▶ [EXERCISE]: For each line of the data below that holds "icon", copy the line.
········
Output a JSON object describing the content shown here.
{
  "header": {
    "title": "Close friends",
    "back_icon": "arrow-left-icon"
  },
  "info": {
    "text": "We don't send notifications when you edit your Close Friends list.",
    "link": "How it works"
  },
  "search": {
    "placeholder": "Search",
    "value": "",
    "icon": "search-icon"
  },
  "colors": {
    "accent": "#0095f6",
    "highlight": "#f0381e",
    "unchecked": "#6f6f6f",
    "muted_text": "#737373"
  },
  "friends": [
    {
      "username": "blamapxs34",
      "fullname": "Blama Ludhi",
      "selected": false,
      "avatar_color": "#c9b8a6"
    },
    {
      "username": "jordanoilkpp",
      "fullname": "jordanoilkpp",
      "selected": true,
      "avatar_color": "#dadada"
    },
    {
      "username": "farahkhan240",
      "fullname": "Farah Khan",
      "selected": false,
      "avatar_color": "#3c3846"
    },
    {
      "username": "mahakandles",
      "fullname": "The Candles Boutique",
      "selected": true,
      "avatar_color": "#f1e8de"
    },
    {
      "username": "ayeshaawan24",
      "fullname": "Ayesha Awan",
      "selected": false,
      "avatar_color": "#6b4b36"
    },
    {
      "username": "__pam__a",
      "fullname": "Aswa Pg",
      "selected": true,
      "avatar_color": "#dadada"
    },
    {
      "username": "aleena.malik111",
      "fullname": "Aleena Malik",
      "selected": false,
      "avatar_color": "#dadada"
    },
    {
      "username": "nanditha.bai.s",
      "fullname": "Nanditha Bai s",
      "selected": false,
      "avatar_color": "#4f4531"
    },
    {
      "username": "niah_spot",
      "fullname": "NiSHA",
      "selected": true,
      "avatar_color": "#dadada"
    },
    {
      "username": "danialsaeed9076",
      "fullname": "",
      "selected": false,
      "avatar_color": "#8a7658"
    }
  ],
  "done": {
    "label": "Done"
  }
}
········
▶ [EXERCISE ANSWER]:
    "back_icon": "arrow-left-icon"
    "icon": "search-icon"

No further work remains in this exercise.